[Extracted data entries]
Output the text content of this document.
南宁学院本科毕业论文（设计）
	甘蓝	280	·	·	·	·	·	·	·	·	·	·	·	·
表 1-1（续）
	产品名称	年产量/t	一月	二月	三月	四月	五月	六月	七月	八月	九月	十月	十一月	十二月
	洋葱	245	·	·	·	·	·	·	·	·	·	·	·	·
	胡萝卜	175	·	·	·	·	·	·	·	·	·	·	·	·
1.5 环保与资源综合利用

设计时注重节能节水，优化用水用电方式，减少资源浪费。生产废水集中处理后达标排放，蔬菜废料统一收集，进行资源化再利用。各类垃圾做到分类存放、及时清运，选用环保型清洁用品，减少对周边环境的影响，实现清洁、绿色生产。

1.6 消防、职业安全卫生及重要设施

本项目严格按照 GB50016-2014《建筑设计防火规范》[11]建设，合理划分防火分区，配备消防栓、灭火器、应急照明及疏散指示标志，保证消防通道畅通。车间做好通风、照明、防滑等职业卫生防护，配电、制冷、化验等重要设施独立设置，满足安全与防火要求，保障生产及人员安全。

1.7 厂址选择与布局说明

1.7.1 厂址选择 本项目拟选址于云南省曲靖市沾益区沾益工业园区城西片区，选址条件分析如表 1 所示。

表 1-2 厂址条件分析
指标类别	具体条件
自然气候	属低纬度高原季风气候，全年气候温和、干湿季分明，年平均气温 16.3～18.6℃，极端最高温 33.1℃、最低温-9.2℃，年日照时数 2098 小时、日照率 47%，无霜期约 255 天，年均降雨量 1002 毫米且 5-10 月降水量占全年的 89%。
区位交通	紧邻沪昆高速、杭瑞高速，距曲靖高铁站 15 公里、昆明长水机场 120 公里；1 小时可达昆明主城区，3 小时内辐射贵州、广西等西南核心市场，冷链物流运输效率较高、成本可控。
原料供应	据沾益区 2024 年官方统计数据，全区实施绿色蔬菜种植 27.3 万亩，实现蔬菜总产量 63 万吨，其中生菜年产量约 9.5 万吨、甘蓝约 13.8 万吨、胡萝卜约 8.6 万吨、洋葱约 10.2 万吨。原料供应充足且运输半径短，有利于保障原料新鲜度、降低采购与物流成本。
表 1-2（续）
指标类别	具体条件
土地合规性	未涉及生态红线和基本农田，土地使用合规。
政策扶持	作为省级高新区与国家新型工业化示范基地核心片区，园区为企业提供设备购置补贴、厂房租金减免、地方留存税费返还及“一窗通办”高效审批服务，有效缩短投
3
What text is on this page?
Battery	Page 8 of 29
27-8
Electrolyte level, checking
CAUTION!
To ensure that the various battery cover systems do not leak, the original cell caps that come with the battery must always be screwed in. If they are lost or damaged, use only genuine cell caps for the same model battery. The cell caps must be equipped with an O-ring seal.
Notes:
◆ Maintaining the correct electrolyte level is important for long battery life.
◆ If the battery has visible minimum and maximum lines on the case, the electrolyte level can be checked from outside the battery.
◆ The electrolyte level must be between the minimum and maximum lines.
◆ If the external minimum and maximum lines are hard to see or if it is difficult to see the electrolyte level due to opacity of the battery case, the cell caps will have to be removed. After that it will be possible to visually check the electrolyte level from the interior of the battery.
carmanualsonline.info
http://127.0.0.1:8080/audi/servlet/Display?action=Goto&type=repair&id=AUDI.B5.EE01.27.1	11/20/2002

[Goal]
Sift through the entries and copy every line with "level".

[Written answer]
Electrolyte level, checking
◆ Maintaining the correct electrolyte level is important for long battery life.
◆ If the battery has visible minimum and maximum lines on the case, the electrolyte level can be checked from outside the battery.
◆ The electrolyte level must be between the minimum and maximum lines.
◆ If the external minimum and maximum lines are hard to see or if it is difficult to see the electrolyte level due to opacity of the battery case, the cell caps will have to be removed. After that it will be possible to visually check the electrolyte level from the interior of the battery.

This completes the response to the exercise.